_Problem to work on_: Copy the data exactly as it appears, and do not include any pictures.

_Source material_:
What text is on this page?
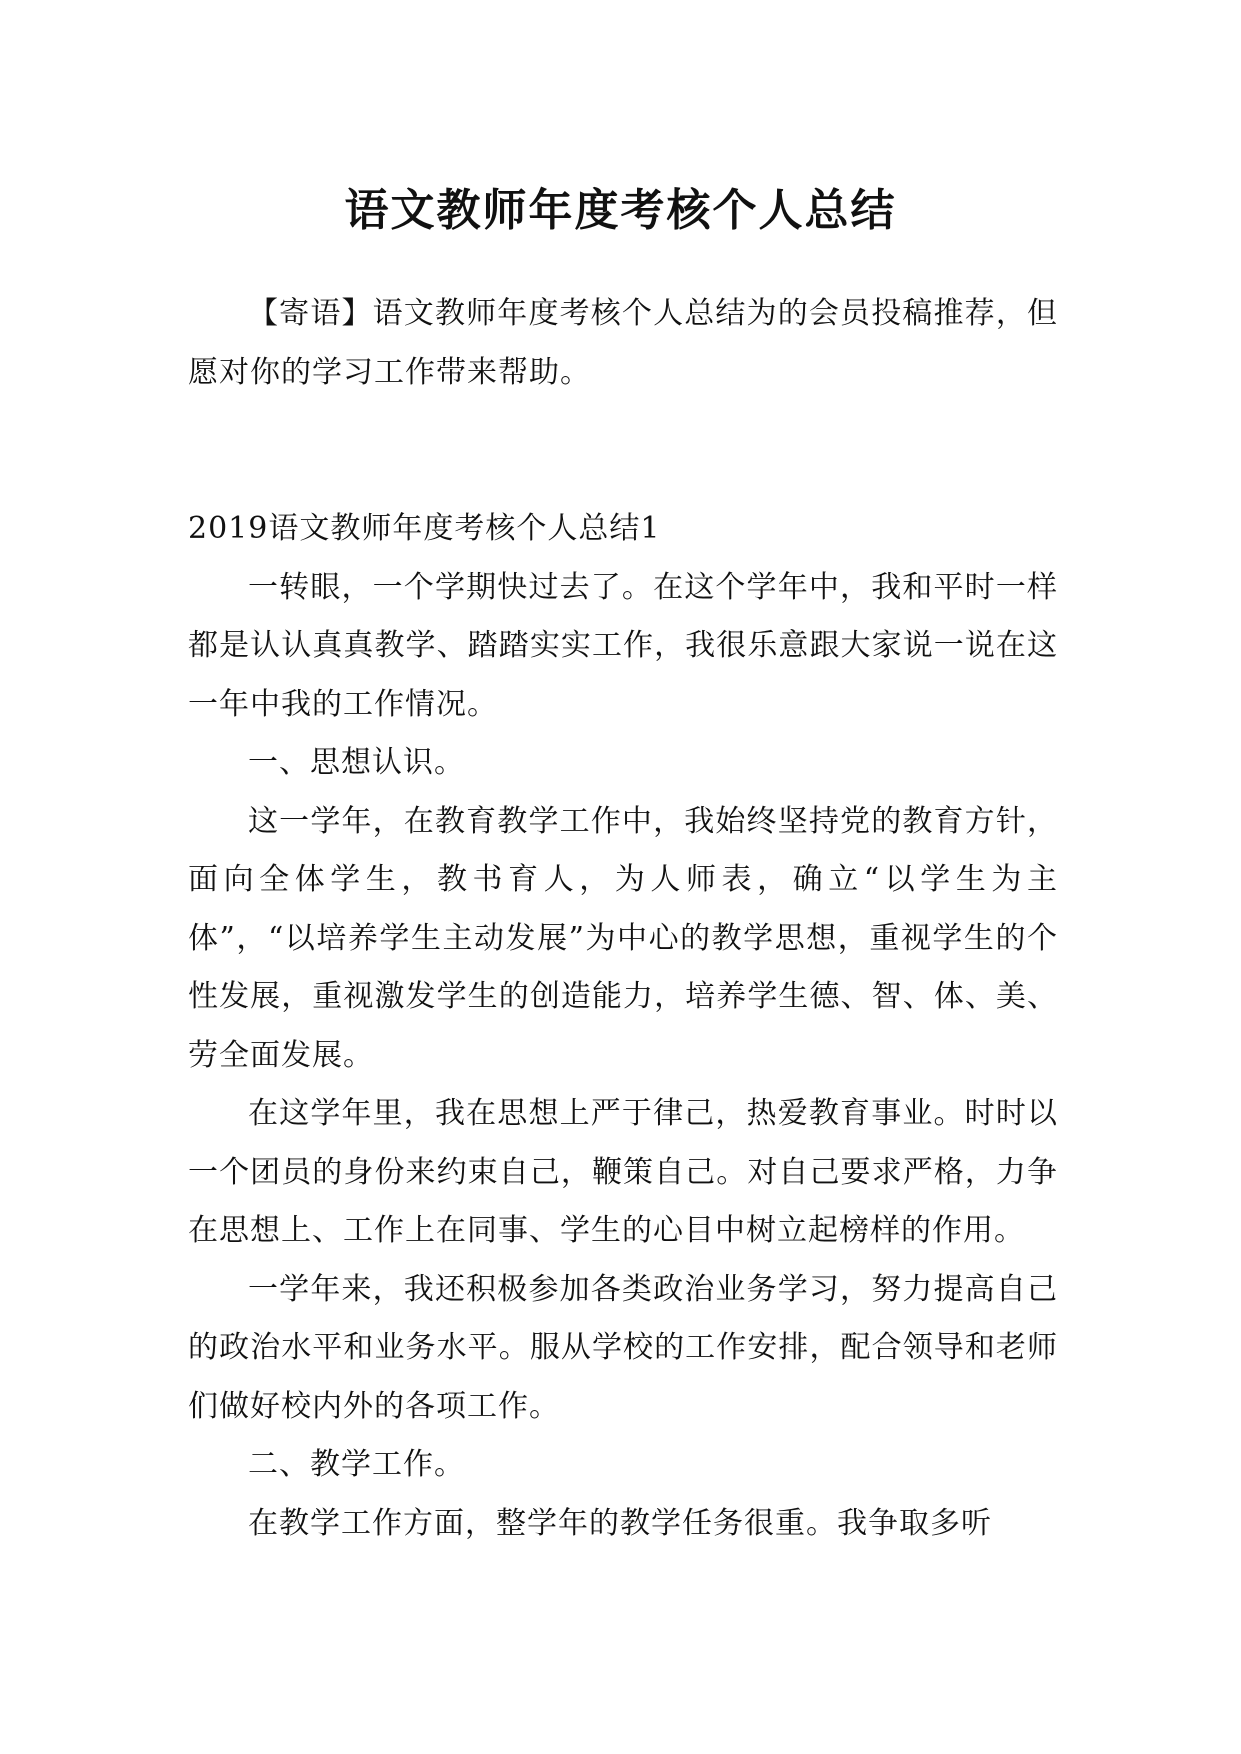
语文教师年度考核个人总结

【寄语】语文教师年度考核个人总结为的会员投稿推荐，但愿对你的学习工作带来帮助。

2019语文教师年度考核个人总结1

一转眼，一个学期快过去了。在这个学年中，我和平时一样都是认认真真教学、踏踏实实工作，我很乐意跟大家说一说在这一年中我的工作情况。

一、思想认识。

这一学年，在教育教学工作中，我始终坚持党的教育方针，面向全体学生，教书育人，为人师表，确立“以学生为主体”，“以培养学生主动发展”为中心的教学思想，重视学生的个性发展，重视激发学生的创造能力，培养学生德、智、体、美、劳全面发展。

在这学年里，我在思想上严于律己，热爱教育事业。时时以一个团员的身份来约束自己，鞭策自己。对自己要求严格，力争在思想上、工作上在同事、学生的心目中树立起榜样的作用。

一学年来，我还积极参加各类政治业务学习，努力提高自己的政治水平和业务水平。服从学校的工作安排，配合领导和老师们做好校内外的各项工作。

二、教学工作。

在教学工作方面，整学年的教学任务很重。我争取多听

_Solved problem_:
What text is on this page?
语文教师年度考核个人总结

【寄语】语文教师年度考核个人总结为的会员投稿推荐，但愿对你的学习工作带来帮助。

2019语文教师年度考核个人总结1

一转眼，一个学期快过去了。在这个学年中，我和平时一样都是认认真真教学、踏踏实实工作，我很乐意跟大家说一说在这一年中我的工作情况。

一、思想认识。

这一学年，在教育教学工作中，我始终坚持党的教育方针，面向全体学生，教书育人，为人师表，确立“以学生为主体”，“以培养学生主动发展”为中心的教学思想，重视学生的个性发展，重视激发学生的创造能力，培养学生德、智、体、美、劳全面发展。

在这学年里，我在思想上严于律己，热爱教育事业。时时以一个团员的身份来约束自己，鞭策自己。对自己要求严格，力争在思想上、工作上在同事、学生的心目中树立起榜样的作用。

一学年来，我还积极参加各类政治业务学习，努力提高自己的政治水平和业务水平。服从学校的工作安排，配合领导和老师们做好校内外的各项工作。

二、教学工作。

在教学工作方面，整学年的教学任务很重。我争取多听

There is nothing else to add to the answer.